▶ [Task to complete] Reproduce the entries below, swapping every occurrence of "data-gap" for "missing-data-band" and leaving all other text unchanged.
## Start Records provided
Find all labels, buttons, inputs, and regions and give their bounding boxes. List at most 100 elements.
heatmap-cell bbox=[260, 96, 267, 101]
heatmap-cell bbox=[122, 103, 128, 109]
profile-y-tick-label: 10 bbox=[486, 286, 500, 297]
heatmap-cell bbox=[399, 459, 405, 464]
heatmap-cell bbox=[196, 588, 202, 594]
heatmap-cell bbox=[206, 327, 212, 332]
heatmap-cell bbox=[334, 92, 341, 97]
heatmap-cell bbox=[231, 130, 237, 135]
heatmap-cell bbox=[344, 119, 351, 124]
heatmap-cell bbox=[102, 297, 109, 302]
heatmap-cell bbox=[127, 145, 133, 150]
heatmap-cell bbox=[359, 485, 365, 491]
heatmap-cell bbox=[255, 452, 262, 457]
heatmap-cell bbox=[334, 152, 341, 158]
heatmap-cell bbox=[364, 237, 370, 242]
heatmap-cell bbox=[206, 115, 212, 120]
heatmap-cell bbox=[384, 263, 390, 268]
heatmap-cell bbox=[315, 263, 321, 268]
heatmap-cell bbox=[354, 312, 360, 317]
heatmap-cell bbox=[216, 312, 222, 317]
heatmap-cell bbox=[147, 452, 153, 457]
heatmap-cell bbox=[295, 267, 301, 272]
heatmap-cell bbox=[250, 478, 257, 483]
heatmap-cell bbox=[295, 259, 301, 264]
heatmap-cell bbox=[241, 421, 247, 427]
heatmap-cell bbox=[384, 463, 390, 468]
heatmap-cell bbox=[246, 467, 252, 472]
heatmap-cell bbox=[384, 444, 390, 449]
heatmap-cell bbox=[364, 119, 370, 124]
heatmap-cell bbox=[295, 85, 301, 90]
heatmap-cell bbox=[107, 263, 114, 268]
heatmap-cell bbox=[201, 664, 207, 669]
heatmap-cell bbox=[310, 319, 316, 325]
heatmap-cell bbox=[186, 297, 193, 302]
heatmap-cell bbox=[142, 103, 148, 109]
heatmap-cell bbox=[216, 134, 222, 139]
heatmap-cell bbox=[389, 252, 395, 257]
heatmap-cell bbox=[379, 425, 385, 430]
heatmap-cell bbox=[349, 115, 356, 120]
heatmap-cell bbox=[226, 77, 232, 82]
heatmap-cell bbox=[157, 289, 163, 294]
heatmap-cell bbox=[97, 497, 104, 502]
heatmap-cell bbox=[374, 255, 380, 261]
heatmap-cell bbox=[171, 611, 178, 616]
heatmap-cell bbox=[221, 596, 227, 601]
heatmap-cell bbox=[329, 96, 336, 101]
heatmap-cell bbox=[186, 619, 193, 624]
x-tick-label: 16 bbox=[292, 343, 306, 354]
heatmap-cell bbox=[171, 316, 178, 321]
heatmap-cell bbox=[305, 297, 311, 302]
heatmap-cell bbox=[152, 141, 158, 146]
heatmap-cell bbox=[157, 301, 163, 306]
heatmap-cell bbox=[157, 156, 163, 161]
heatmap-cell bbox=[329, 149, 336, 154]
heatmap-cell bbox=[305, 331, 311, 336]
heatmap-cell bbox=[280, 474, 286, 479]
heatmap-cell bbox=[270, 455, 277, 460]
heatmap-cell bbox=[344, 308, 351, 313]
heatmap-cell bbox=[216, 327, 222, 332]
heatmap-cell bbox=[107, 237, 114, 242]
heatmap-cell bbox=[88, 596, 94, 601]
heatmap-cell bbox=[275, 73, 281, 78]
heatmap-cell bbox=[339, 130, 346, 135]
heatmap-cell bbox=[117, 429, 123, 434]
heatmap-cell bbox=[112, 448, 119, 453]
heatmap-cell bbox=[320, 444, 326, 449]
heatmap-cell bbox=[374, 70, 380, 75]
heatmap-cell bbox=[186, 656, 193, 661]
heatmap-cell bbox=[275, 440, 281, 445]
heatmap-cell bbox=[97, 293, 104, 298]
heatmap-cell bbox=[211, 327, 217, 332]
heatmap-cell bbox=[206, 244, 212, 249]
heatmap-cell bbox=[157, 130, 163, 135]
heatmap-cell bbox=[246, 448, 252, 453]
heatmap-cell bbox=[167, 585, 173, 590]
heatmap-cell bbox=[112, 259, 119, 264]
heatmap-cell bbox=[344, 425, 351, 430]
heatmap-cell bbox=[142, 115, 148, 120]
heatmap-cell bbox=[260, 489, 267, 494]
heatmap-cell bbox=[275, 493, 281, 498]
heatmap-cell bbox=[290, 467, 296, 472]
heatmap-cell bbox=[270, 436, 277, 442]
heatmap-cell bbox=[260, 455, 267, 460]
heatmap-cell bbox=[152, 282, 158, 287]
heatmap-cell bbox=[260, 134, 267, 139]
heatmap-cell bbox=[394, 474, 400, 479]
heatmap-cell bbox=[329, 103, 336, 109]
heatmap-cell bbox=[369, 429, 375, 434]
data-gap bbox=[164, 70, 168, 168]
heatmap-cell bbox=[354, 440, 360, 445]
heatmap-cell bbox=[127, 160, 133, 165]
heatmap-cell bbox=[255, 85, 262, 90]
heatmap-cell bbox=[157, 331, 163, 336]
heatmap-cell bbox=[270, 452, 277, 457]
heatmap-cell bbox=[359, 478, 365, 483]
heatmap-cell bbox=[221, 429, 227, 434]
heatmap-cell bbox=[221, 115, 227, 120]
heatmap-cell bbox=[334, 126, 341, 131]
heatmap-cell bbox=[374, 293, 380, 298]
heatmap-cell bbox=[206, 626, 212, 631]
## End Records provided
▶ [Response below]
Find all labels, buttons, inputs, and regions and give their bounding boxes. List at most 100 elements.
heatmap-cell bbox=[260, 96, 267, 101]
heatmap-cell bbox=[122, 103, 128, 109]
profile-y-tick-label: 10 bbox=[486, 286, 500, 297]
heatmap-cell bbox=[399, 459, 405, 464]
heatmap-cell bbox=[196, 588, 202, 594]
heatmap-cell bbox=[206, 327, 212, 332]
heatmap-cell bbox=[334, 92, 341, 97]
heatmap-cell bbox=[231, 130, 237, 135]
heatmap-cell bbox=[344, 119, 351, 124]
heatmap-cell bbox=[102, 297, 109, 302]
heatmap-cell bbox=[127, 145, 133, 150]
heatmap-cell bbox=[359, 485, 365, 491]
heatmap-cell bbox=[255, 452, 262, 457]
heatmap-cell bbox=[334, 152, 341, 158]
heatmap-cell bbox=[364, 237, 370, 242]
heatmap-cell bbox=[206, 115, 212, 120]
heatmap-cell bbox=[384, 263, 390, 268]
heatmap-cell bbox=[315, 263, 321, 268]
heatmap-cell bbox=[354, 312, 360, 317]
heatmap-cell bbox=[216, 312, 222, 317]
heatmap-cell bbox=[147, 452, 153, 457]
heatmap-cell bbox=[295, 267, 301, 272]
heatmap-cell bbox=[250, 478, 257, 483]
heatmap-cell bbox=[295, 259, 301, 264]
heatmap-cell bbox=[241, 421, 247, 427]
heatmap-cell bbox=[384, 463, 390, 468]
heatmap-cell bbox=[246, 467, 252, 472]
heatmap-cell bbox=[384, 444, 390, 449]
heatmap-cell bbox=[364, 119, 370, 124]
heatmap-cell bbox=[295, 85, 301, 90]
heatmap-cell bbox=[107, 263, 114, 268]
heatmap-cell bbox=[201, 664, 207, 669]
heatmap-cell bbox=[310, 319, 316, 325]
heatmap-cell bbox=[186, 297, 193, 302]
heatmap-cell bbox=[142, 103, 148, 109]
heatmap-cell bbox=[216, 134, 222, 139]
heatmap-cell bbox=[389, 252, 395, 257]
heatmap-cell bbox=[379, 425, 385, 430]
heatmap-cell bbox=[349, 115, 356, 120]
heatmap-cell bbox=[226, 77, 232, 82]
heatmap-cell bbox=[157, 289, 163, 294]
heatmap-cell bbox=[97, 497, 104, 502]
heatmap-cell bbox=[374, 255, 380, 261]
heatmap-cell bbox=[171, 611, 178, 616]
heatmap-cell bbox=[221, 596, 227, 601]
heatmap-cell bbox=[329, 96, 336, 101]
heatmap-cell bbox=[186, 619, 193, 624]
x-tick-label: 16 bbox=[292, 343, 306, 354]
heatmap-cell bbox=[171, 316, 178, 321]
heatmap-cell bbox=[305, 297, 311, 302]
heatmap-cell bbox=[152, 141, 158, 146]
heatmap-cell bbox=[157, 301, 163, 306]
heatmap-cell bbox=[157, 156, 163, 161]
heatmap-cell bbox=[329, 149, 336, 154]
heatmap-cell bbox=[305, 331, 311, 336]
heatmap-cell bbox=[280, 474, 286, 479]
heatmap-cell bbox=[270, 455, 277, 460]
heatmap-cell bbox=[344, 308, 351, 313]
heatmap-cell bbox=[216, 327, 222, 332]
heatmap-cell bbox=[107, 237, 114, 242]
heatmap-cell bbox=[88, 596, 94, 601]
heatmap-cell bbox=[275, 73, 281, 78]
heatmap-cell bbox=[339, 130, 346, 135]
heatmap-cell bbox=[117, 429, 123, 434]
heatmap-cell bbox=[112, 448, 119, 453]
heatmap-cell bbox=[320, 444, 326, 449]
heatmap-cell bbox=[374, 70, 380, 75]
heatmap-cell bbox=[186, 656, 193, 661]
heatmap-cell bbox=[275, 440, 281, 445]
heatmap-cell bbox=[97, 293, 104, 298]
heatmap-cell bbox=[211, 327, 217, 332]
heatmap-cell bbox=[206, 244, 212, 249]
heatmap-cell bbox=[157, 130, 163, 135]
heatmap-cell bbox=[246, 448, 252, 453]
heatmap-cell bbox=[167, 585, 173, 590]
heatmap-cell bbox=[112, 259, 119, 264]
heatmap-cell bbox=[344, 425, 351, 430]
heatmap-cell bbox=[142, 115, 148, 120]
heatmap-cell bbox=[260, 489, 267, 494]
heatmap-cell bbox=[275, 493, 281, 498]
heatmap-cell bbox=[290, 467, 296, 472]
heatmap-cell bbox=[270, 436, 277, 442]
heatmap-cell bbox=[260, 455, 267, 460]
heatmap-cell bbox=[152, 282, 158, 287]
heatmap-cell bbox=[260, 134, 267, 139]
heatmap-cell bbox=[394, 474, 400, 479]
heatmap-cell bbox=[329, 103, 336, 109]
heatmap-cell bbox=[369, 429, 375, 434]
missing-data-band bbox=[164, 70, 168, 168]
heatmap-cell bbox=[354, 440, 360, 445]
heatmap-cell bbox=[127, 160, 133, 165]
heatmap-cell bbox=[255, 85, 262, 90]
heatmap-cell bbox=[157, 331, 163, 336]
heatmap-cell bbox=[270, 452, 277, 457]
heatmap-cell bbox=[359, 478, 365, 483]
heatmap-cell bbox=[221, 429, 227, 434]
heatmap-cell bbox=[221, 115, 227, 120]
heatmap-cell bbox=[334, 126, 341, 131]
heatmap-cell bbox=[374, 293, 380, 298]
heatmap-cell bbox=[206, 626, 212, 631]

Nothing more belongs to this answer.